# What this task involves
Copy every line of the entries that includes the word "投入资本回报率历年情况".
* Begin Listed records *
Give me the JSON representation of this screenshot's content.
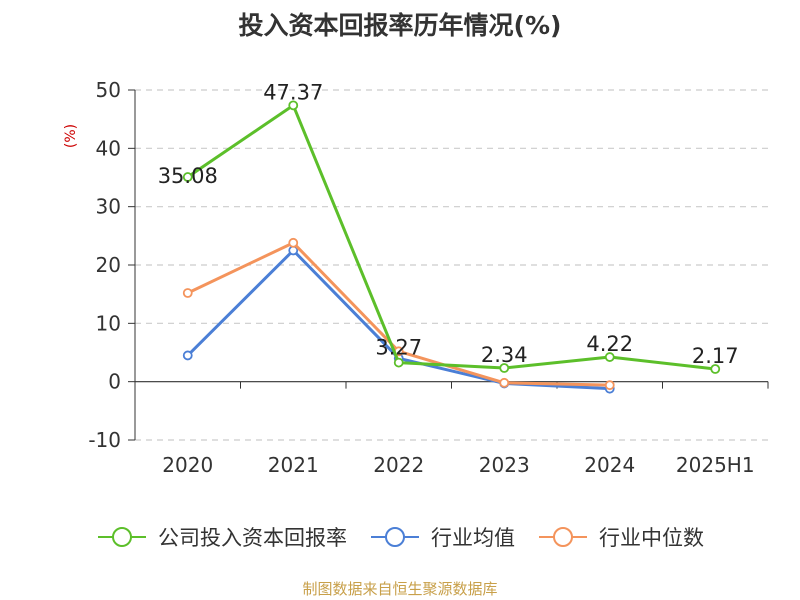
{
  "title": "投入资本回报率历年情况(%)",
  "source": "制图数据来自恒生聚源数据库",
  "colors": {
    "company": "#5cbf2a",
    "industry_avg": "#4b7fd6",
    "industry_median": "#f4945c",
    "grid": "#cccccc",
    "axis": "#333333",
    "text": "#333333"
  },
  "chart_data": {
    "type": "line",
    "title": "投入资本回报率历年情况(%)",
    "ylabel": "(%)",
    "xlabel": "",
    "categories": [
      "2020",
      "2021",
      "2022",
      "2023",
      "2024",
      "2025H1"
    ],
    "ylim": [
      -10,
      50
    ],
    "yticks": [
      -10,
      0,
      10,
      20,
      30,
      40,
      50
    ],
    "grid": true,
    "legend_position": "bottom",
    "series": [
      {
        "name": "公司投入资本回报率",
        "color_key": "company",
        "values": [
          35.08,
          47.37,
          3.27,
          2.34,
          4.22,
          2.17
        ],
        "labels": [
          "35.08",
          "47.37",
          "3.27",
          "2.34",
          "4.22",
          "2.17"
        ]
      },
      {
        "name": "行业均值",
        "color_key": "industry_avg",
        "values": [
          4.5,
          22.5,
          4.0,
          -0.3,
          -1.2,
          null
        ]
      },
      {
        "name": "行业中位数",
        "color_key": "industry_median",
        "values": [
          15.2,
          23.8,
          5.2,
          -0.2,
          -0.6,
          null
        ]
      }
    ]
  }
}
* End Listed records *
# Response to this task
  "title": "投入资本回报率历年情况(%)",
    "title": "投入资本回报率历年情况(%)",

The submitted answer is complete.